WHAT TO PRODUCE:
Repeat all of the material below exactly as written, images excluded.

Records
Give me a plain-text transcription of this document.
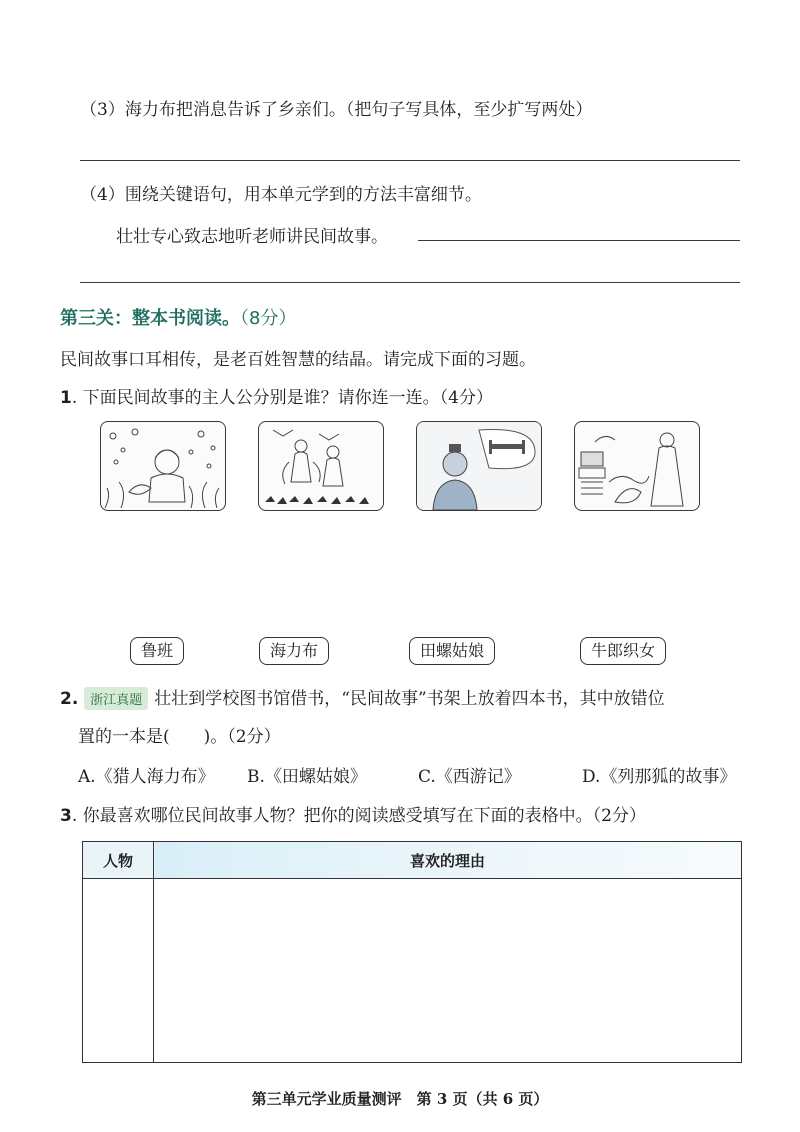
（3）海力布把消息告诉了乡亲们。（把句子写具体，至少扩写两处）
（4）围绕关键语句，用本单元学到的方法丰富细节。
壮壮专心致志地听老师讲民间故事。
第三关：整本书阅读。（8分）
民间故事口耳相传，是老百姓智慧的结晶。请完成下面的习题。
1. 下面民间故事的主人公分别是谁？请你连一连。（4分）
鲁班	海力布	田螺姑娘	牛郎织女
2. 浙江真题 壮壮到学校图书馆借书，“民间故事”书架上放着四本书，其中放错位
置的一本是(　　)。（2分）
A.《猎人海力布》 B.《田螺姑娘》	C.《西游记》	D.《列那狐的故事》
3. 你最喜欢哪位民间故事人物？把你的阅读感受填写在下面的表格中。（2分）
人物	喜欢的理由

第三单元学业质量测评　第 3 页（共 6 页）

RESULT OF THE TASK:
Give me a plain-text transcription of this document.
（3）海力布把消息告诉了乡亲们。（把句子写具体，至少扩写两处）
（4）围绕关键语句，用本单元学到的方法丰富细节。
壮壮专心致志地听老师讲民间故事。
第三关：整本书阅读。（8分）
民间故事口耳相传，是老百姓智慧的结晶。请完成下面的习题。
1. 下面民间故事的主人公分别是谁？请你连一连。（4分）
鲁班	海力布	田螺姑娘	牛郎织女
2. 浙江真题 壮壮到学校图书馆借书，“民间故事”书架上放着四本书，其中放错位
置的一本是(　　)。（2分）
A.《猎人海力布》 B.《田螺姑娘》	C.《西游记》	D.《列那狐的故事》
3. 你最喜欢哪位民间故事人物？把你的阅读感受填写在下面的表格中。（2分）
人物	喜欢的理由

第三单元学业质量测评　第 3 页（共 6 页）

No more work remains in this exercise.